[Element box records]
● ● ● ●

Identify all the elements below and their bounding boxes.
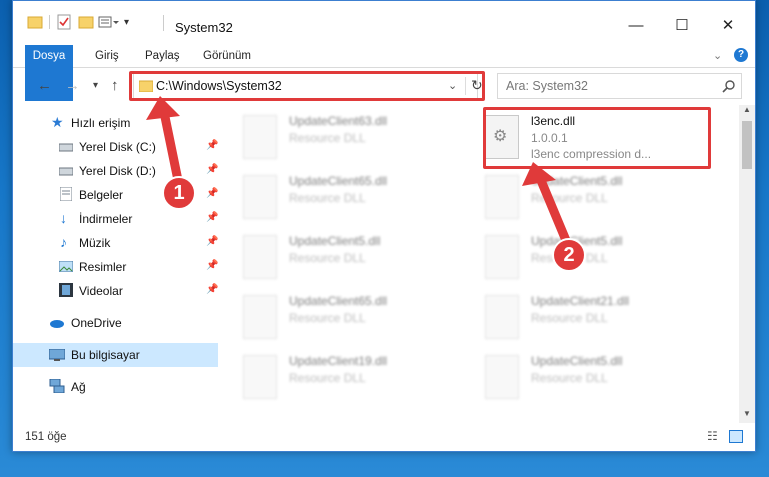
arrow-2-head xyxy=(522,162,556,186)
annotation-arrows xyxy=(146,96,575,255)
step-badge-2: 2 xyxy=(552,238,586,272)
arrow-1-head xyxy=(146,96,180,120)
step-badge-1: 1 xyxy=(162,176,196,210)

● ● ● ●

• **WRITTEN PROBLEM**: Rewrite every line of the entries above, including the requests, but multiply each box coordinate in the answers by 1.1 and round it to a whole number, with halves rounded up. Leave the pictures out of your answer.

• **TASK RESULT**:
Identify all the elements below and their bounding boxes.
arrow-2-head xyxy=(574,178,612,205)
annotation-arrows xyxy=(161,106,633,281)
step-badge-2: 2 xyxy=(607,262,645,299)
arrow-1-head xyxy=(161,106,198,132)
step-badge-1: 1 xyxy=(178,194,216,231)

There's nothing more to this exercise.